● **WHAT NEEDS TO BE DONE**
Output exactly the lines between the line that contains "Extract all readable text from this page." and the last line of the material, counting both.

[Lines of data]
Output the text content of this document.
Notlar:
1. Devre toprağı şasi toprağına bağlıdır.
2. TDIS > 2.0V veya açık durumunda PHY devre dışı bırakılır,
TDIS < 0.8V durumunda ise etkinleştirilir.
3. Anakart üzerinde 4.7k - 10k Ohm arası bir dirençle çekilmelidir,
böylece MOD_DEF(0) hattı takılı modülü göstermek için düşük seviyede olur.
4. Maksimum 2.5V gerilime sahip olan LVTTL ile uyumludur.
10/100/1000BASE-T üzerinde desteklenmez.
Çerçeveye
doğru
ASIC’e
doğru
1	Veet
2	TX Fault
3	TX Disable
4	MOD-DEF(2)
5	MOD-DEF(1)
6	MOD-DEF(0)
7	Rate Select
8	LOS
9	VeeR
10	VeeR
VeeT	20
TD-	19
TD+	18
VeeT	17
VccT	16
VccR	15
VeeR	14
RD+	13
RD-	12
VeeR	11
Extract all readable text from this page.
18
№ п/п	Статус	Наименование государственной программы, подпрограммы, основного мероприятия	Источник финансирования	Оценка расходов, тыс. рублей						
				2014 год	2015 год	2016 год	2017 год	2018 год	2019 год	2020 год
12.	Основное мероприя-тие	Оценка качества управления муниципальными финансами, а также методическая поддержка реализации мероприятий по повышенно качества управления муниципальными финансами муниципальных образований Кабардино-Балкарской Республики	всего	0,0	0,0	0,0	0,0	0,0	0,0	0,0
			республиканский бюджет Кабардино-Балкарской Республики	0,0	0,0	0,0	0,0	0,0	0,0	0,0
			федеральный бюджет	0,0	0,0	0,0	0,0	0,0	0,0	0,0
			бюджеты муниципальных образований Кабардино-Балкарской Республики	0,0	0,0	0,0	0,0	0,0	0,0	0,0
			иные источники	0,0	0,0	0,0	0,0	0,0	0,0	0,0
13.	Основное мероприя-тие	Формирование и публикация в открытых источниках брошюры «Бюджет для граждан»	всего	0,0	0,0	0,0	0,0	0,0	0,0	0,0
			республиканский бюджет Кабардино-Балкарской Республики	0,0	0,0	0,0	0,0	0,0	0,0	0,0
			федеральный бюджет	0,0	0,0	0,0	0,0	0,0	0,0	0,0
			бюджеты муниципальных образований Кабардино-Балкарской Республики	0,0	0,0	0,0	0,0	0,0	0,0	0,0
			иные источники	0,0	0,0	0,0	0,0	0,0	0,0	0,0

● **IN RESPONSE**
Extract all readable text from this page.
18
№ п/п	Статус	Наименование государственной программы, подпрограммы, основного мероприятия	Источник финансирования	Оценка расходов, тыс. рублей						
				2014 год	2015 год	2016 год	2017 год	2018 год	2019 год	2020 год
12.	Основное мероприя-тие	Оценка качества управления муниципальными финансами, а также методическая поддержка реализации мероприятий по повышенно качества управления муниципальными финансами муниципальных образований Кабардино-Балкарской Республики	всего	0,0	0,0	0,0	0,0	0,0	0,0	0,0
			республиканский бюджет Кабардино-Балкарской Республики	0,0	0,0	0,0	0,0	0,0	0,0	0,0
			федеральный бюджет	0,0	0,0	0,0	0,0	0,0	0,0	0,0
			бюджеты муниципальных образований Кабардино-Балкарской Республики	0,0	0,0	0,0	0,0	0,0	0,0	0,0
			иные источники	0,0	0,0	0,0	0,0	0,0	0,0	0,0
13.	Основное мероприя-тие	Формирование и публикация в открытых источниках брошюры «Бюджет для граждан»	всего	0,0	0,0	0,0	0,0	0,0	0,0	0,0
			республиканский бюджет Кабардино-Балкарской Республики	0,0	0,0	0,0	0,0	0,0	0,0	0,0
			федеральный бюджет	0,0	0,0	0,0	0,0	0,0	0,0	0,0
			бюджеты муниципальных образований Кабардино-Балкарской Республики	0,0	0,0	0,0	0,0	0,0	0,0	0,0
			иные источники	0,0	0,0	0,0	0,0	0,0	0,0	0,0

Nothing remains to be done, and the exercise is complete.